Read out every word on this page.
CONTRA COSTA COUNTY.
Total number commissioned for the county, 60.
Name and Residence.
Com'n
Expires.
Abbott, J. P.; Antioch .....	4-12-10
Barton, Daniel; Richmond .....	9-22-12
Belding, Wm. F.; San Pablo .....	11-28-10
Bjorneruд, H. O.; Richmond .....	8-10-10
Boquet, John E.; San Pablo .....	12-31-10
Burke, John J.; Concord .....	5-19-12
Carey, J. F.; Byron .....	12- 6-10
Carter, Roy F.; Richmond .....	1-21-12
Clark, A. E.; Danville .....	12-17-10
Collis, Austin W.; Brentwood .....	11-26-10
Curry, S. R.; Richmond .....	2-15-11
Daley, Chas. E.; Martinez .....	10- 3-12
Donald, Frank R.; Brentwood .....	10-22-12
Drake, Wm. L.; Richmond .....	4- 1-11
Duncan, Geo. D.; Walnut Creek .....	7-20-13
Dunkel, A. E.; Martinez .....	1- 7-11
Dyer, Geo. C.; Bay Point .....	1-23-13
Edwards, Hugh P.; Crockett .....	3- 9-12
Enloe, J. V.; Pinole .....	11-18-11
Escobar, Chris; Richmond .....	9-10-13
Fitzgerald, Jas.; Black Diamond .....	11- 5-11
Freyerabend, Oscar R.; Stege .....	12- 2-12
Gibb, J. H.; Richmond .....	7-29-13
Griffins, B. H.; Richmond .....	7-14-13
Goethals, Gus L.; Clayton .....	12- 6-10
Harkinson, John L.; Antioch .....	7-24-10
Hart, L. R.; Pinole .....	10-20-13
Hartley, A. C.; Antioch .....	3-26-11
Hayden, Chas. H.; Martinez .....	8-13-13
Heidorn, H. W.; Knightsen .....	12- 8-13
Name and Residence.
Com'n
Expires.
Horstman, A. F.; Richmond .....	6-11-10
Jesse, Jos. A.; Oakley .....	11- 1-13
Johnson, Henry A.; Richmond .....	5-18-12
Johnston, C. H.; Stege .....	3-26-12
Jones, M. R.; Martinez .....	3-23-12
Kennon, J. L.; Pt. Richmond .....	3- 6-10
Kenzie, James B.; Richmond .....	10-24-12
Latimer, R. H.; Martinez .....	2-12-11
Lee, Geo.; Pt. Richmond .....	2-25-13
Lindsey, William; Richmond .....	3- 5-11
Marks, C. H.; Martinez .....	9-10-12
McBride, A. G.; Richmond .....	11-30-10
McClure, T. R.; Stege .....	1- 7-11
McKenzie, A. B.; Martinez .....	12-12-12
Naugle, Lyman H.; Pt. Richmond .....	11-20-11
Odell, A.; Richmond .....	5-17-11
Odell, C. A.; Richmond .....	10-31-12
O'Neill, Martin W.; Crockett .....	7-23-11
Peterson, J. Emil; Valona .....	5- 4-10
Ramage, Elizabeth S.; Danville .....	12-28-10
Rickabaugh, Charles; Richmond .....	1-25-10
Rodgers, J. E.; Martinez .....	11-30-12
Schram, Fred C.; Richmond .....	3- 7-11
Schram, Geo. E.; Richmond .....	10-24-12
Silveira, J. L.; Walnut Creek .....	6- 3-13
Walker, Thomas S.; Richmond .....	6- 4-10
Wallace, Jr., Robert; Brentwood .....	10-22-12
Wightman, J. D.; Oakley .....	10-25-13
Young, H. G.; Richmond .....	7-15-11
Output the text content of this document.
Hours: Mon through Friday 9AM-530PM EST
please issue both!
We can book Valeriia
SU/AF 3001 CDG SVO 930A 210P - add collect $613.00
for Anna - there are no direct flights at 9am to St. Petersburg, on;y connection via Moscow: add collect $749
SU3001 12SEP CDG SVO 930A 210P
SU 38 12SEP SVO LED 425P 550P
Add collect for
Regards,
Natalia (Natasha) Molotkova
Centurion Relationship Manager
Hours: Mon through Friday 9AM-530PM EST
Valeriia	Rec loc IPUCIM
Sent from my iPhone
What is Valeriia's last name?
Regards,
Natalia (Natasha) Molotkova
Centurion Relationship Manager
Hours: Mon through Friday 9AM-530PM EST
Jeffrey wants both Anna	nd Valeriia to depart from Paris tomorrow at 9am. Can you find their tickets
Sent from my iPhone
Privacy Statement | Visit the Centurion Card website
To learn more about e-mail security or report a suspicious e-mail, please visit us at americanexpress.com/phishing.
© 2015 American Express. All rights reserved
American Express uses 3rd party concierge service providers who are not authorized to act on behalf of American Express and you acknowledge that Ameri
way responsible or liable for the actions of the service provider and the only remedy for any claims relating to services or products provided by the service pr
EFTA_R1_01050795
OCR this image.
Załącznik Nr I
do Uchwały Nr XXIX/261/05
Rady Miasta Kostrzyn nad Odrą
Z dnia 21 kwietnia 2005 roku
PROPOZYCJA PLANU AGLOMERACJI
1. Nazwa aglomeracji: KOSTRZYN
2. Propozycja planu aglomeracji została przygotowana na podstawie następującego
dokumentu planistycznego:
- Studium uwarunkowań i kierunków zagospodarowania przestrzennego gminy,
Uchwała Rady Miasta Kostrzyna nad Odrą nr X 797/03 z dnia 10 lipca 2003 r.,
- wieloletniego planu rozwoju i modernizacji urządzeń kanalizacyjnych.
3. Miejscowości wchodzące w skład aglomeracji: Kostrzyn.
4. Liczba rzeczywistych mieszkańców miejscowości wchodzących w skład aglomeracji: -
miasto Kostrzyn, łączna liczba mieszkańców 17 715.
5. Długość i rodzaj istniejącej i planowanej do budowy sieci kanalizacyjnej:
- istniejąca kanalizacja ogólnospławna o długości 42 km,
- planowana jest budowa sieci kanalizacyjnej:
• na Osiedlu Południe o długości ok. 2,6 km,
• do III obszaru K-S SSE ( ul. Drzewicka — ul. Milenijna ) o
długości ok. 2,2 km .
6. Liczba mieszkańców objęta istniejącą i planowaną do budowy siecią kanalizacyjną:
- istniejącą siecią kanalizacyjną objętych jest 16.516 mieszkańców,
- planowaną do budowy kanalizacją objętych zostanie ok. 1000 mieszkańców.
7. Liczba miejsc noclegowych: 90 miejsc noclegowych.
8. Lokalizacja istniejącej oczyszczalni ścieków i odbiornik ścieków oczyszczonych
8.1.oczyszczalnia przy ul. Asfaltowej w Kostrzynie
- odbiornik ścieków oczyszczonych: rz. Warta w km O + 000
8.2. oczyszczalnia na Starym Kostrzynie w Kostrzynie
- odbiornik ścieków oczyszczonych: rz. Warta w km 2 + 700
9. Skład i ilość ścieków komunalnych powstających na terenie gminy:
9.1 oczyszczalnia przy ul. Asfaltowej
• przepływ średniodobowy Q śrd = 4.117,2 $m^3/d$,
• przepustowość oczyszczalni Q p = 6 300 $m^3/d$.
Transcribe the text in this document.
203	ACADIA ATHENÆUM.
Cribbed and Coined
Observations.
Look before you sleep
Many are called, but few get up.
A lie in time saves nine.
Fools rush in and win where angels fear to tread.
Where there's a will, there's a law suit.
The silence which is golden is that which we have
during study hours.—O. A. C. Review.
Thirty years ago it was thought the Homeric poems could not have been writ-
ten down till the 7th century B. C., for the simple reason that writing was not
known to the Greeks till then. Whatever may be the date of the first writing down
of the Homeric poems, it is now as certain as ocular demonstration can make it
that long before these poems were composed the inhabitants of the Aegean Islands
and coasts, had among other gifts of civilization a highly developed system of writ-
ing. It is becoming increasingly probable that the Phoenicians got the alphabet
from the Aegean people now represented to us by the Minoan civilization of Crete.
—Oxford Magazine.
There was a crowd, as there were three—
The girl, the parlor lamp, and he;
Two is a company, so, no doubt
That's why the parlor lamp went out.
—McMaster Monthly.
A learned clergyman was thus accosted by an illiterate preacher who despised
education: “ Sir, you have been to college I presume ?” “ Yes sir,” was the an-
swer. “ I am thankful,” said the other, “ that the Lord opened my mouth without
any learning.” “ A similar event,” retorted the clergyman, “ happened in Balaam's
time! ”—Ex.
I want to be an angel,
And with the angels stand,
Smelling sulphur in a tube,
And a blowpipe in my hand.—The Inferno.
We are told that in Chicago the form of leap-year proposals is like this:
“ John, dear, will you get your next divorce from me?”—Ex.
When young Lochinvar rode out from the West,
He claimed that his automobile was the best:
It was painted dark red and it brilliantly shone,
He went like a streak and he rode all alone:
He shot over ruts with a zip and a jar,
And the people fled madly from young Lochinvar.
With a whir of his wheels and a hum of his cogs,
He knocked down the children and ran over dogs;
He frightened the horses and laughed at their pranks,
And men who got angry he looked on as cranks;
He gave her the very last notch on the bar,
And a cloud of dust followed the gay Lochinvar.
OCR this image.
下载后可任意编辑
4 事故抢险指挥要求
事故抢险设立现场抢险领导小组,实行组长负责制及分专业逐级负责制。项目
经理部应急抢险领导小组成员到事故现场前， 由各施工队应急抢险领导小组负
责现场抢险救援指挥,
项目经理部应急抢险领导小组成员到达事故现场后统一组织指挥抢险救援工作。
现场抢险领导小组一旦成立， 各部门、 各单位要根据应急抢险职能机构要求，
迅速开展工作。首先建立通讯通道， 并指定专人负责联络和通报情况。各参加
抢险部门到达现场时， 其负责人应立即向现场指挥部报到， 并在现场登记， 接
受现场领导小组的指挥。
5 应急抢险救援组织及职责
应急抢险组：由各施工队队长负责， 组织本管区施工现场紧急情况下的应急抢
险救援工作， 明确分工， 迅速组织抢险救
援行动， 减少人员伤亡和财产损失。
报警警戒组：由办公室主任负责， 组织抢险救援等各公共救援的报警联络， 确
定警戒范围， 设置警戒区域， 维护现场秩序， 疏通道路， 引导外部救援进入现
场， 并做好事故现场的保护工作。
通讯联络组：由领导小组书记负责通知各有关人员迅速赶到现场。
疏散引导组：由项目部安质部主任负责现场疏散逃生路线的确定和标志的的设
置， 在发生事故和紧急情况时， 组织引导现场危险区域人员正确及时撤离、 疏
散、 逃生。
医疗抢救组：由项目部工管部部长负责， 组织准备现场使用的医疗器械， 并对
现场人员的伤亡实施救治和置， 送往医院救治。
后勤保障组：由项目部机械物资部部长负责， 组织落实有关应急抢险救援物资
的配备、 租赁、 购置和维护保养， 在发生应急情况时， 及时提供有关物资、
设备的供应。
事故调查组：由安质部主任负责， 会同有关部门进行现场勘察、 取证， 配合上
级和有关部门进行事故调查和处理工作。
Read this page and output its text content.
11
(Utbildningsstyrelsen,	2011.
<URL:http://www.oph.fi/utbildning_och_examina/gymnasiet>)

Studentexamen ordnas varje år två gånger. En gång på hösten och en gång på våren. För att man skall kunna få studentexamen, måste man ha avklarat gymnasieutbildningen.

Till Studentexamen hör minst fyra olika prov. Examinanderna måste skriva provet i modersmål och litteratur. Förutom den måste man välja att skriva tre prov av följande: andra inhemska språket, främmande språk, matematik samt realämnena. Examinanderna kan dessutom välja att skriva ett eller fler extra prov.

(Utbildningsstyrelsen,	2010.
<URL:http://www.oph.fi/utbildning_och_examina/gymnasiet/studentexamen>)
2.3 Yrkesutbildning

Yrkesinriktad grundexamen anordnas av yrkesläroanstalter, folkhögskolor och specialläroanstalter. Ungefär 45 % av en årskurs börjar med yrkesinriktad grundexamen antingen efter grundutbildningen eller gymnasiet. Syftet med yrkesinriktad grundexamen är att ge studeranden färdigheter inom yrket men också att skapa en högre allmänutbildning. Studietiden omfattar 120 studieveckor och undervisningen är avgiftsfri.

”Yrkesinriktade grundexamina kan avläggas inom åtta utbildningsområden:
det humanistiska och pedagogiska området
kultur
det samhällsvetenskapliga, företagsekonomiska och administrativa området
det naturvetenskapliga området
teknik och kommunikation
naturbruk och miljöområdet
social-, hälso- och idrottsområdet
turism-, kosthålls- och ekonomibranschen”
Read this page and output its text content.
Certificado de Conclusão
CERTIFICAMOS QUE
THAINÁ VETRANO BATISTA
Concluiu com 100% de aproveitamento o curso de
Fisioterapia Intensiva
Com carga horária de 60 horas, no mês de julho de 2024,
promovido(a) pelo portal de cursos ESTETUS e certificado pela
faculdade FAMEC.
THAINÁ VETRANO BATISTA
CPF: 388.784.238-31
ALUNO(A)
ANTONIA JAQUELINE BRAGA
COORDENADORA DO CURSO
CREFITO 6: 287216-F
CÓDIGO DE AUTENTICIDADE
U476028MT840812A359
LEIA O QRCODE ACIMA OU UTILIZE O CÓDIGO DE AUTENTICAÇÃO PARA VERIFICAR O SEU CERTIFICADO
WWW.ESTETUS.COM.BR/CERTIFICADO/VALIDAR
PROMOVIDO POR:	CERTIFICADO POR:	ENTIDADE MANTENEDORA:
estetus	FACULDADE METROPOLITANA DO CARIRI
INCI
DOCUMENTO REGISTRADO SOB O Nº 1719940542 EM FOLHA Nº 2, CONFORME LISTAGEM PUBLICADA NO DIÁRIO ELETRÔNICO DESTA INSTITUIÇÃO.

********

**Exercise objective:** Write only the number of lines in the records that include the word "Utbildningsstyrelsen".

**The solution:** 2